Information given:
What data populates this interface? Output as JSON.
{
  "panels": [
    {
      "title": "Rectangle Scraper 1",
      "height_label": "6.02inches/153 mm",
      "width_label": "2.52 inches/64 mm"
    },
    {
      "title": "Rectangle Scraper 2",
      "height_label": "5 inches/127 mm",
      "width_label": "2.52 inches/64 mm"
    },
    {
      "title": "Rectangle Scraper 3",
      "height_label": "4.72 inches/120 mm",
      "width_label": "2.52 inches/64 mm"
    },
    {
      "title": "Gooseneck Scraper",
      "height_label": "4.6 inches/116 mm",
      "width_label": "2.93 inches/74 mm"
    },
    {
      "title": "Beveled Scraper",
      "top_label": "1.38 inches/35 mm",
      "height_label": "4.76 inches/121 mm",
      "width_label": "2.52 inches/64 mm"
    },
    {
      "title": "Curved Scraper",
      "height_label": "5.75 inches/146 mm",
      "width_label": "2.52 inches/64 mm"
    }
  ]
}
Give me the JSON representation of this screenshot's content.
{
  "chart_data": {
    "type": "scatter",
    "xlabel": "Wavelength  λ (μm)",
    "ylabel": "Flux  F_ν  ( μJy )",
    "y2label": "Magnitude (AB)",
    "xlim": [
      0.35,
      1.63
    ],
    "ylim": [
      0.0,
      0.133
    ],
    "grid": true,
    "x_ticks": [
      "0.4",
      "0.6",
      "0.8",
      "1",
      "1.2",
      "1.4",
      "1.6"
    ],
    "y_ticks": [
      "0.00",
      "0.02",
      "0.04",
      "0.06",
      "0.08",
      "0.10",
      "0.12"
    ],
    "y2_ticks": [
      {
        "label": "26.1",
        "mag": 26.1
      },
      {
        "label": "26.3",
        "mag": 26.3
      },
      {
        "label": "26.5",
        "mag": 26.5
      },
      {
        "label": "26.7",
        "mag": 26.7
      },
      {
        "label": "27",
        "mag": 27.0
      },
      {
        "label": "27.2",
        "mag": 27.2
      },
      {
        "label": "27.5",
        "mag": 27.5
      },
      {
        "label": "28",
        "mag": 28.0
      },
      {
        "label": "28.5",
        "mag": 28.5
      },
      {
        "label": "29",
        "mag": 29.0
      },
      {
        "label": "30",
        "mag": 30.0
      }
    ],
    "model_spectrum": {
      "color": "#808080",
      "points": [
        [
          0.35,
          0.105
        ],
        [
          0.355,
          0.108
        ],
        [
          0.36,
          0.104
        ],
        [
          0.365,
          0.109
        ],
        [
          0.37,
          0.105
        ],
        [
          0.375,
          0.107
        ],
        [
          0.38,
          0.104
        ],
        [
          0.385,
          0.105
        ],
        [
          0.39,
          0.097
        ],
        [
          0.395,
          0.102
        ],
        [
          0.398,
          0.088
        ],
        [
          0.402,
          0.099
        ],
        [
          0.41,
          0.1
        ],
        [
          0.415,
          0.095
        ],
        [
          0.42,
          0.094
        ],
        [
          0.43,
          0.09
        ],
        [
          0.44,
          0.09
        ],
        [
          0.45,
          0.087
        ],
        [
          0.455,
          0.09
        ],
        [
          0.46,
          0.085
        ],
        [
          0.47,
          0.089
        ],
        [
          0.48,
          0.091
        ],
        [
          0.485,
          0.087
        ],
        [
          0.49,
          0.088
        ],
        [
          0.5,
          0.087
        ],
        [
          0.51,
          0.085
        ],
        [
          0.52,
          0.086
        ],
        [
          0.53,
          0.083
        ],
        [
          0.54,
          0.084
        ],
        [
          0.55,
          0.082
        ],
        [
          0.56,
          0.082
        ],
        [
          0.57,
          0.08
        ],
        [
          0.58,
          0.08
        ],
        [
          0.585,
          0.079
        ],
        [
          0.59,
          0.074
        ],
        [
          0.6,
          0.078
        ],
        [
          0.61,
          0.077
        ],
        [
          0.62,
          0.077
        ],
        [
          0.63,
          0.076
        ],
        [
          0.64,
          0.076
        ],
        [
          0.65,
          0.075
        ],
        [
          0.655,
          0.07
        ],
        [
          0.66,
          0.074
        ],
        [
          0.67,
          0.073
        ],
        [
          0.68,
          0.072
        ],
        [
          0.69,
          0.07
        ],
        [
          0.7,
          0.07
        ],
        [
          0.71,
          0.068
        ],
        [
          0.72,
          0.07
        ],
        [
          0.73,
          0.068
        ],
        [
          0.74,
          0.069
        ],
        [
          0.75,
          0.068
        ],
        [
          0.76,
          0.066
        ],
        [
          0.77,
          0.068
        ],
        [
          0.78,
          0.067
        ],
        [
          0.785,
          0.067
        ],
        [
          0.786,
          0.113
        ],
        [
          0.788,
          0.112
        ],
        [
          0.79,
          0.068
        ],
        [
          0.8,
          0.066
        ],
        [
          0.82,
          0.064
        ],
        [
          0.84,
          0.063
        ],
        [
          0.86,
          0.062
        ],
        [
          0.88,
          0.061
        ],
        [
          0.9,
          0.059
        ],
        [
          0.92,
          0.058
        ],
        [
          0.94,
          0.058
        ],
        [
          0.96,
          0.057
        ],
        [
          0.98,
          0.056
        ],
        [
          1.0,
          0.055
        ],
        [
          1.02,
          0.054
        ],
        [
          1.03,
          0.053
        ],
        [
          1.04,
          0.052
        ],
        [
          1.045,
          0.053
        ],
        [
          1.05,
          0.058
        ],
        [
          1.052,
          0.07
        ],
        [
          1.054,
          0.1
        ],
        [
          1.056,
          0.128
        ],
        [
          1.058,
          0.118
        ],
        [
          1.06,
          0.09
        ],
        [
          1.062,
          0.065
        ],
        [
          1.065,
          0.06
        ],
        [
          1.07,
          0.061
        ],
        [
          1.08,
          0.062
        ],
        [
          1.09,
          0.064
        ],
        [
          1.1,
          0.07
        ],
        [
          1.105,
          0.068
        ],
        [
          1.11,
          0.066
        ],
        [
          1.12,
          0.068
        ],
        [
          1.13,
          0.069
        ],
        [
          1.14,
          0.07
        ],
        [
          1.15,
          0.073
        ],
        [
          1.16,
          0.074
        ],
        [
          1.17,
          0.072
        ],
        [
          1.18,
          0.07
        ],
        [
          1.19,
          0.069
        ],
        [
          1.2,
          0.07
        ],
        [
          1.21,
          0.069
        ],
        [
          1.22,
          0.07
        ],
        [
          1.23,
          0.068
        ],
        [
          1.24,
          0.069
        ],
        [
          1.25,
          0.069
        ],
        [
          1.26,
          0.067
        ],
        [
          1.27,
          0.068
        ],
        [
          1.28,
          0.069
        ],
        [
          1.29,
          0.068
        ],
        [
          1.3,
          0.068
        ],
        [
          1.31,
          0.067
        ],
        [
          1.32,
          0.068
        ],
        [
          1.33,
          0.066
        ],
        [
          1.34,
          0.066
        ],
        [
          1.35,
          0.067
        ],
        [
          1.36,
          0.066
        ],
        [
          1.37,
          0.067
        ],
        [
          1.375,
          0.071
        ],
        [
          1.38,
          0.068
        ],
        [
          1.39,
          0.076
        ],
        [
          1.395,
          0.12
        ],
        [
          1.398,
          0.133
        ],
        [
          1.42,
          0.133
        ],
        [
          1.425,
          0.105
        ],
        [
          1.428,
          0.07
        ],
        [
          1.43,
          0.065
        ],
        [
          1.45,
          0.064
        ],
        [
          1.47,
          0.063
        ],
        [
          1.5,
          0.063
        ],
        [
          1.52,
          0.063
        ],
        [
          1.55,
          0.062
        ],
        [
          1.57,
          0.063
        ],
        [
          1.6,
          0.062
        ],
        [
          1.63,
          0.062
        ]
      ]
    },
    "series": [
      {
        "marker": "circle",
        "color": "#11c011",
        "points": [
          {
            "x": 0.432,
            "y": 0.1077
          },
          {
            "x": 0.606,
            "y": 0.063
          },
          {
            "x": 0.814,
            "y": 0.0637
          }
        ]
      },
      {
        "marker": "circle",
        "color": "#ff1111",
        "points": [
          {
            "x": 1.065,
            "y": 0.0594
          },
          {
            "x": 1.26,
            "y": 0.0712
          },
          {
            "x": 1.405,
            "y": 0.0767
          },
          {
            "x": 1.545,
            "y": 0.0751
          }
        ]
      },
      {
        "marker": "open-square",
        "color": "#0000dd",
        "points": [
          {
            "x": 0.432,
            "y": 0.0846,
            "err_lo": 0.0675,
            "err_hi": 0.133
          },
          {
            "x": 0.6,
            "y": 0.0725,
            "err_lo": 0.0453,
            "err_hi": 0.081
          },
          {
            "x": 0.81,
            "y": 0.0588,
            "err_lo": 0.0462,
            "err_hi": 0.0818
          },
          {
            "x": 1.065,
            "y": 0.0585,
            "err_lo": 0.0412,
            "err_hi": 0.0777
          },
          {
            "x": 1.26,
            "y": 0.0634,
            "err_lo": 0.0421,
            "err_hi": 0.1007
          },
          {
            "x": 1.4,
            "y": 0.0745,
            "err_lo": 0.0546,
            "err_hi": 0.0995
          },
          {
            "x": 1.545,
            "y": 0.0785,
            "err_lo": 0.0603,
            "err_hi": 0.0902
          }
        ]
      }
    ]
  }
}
...
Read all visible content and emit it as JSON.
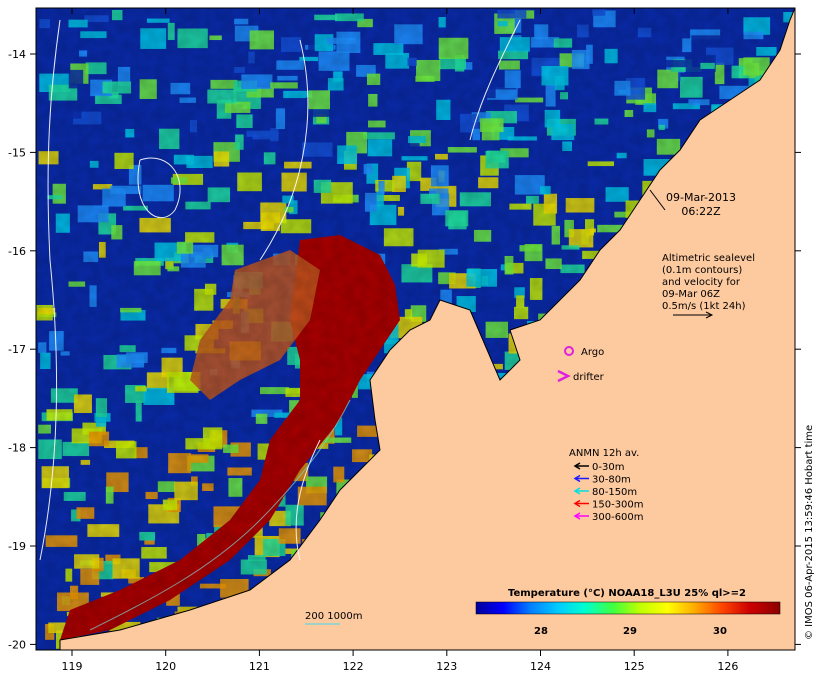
* * *
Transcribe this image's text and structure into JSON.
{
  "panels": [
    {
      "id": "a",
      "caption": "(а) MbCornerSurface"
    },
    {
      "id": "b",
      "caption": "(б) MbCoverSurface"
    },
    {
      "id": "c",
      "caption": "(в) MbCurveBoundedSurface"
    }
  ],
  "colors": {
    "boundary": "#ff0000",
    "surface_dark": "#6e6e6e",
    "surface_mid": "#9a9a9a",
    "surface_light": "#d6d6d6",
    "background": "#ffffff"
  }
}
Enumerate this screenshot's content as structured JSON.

Your objective:
Within the material above, extract exactly the lines that start at the line containing "Transcribe this image's" and stop after the line containing "Enumerate this screenshot's", and only those.

Result for this exercise:
Transcribe this image's text and structure into JSON.
{
  "panels": [
    {
      "id": "a",
      "caption": "(а) MbCornerSurface"
    },
    {
      "id": "b",
      "caption": "(б) MbCoverSurface"
    },
    {
      "id": "c",
      "caption": "(в) MbCurveBoundedSurface"
    }
  ],
  "colors": {
    "boundary": "#ff0000",
    "surface_dark": "#6e6e6e",
    "surface_mid": "#9a9a9a",
    "surface_light": "#d6d6d6",
    "background": "#ffffff"
  }
}
Enumerate this screenshot's content as structured JSON.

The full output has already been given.